Problem statement>
Gather all lines containing the string "this" and copy them out.

(Stored records)
--- begin ---
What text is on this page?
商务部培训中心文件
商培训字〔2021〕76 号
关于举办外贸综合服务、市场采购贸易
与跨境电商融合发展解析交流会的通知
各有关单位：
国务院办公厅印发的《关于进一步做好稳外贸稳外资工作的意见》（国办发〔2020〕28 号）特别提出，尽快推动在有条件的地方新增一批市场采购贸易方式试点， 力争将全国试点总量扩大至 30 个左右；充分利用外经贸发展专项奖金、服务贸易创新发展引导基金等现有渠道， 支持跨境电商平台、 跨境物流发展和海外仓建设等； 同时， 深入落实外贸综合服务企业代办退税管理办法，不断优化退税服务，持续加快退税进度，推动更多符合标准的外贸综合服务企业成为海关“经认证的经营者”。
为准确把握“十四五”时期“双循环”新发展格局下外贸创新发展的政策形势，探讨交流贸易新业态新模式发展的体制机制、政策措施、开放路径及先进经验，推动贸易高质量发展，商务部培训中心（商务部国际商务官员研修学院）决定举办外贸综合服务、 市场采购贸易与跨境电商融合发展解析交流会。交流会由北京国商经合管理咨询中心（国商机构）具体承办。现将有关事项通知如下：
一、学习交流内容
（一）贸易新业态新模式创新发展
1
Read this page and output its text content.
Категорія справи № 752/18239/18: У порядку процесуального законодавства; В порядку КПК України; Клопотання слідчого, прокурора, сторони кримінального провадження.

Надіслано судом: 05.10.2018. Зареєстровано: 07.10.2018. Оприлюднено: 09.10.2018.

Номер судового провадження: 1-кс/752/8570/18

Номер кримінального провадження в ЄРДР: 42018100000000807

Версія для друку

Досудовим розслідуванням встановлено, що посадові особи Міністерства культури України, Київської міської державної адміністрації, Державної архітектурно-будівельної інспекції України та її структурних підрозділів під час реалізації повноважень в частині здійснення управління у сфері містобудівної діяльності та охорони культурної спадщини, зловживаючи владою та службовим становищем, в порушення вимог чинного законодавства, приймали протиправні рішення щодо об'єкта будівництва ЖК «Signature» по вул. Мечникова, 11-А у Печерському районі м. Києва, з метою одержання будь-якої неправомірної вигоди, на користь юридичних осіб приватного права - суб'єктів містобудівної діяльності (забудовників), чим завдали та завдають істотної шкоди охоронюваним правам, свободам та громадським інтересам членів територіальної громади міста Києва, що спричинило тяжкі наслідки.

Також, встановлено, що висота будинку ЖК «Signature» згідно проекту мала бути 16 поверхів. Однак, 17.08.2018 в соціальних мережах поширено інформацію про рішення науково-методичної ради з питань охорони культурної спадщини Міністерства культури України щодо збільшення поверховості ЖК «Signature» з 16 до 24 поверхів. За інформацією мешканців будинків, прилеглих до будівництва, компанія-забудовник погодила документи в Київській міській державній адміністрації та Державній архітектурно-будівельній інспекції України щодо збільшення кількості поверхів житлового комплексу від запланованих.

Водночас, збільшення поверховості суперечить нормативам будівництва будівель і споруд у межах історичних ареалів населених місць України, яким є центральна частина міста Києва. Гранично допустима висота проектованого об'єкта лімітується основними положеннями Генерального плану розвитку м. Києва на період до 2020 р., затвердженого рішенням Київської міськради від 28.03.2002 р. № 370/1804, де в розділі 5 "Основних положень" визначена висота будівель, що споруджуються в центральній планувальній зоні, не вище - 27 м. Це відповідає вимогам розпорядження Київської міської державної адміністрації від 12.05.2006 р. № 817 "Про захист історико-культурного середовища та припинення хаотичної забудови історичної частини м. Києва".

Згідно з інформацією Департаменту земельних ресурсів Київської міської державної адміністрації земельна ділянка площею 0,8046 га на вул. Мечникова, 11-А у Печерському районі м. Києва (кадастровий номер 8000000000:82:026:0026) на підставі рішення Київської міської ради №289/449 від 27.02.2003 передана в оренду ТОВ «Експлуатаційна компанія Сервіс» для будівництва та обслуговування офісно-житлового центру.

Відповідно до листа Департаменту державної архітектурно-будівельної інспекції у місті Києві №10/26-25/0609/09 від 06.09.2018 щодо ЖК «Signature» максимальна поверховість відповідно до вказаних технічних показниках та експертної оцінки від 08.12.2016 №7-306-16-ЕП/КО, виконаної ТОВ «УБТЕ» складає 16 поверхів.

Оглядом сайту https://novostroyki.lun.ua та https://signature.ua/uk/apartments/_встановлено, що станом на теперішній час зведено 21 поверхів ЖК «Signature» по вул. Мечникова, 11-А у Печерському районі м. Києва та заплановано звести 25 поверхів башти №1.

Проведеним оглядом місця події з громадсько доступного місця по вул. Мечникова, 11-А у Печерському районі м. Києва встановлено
--- end ---
The response>
What text is on this page?
Read this page and output its text content.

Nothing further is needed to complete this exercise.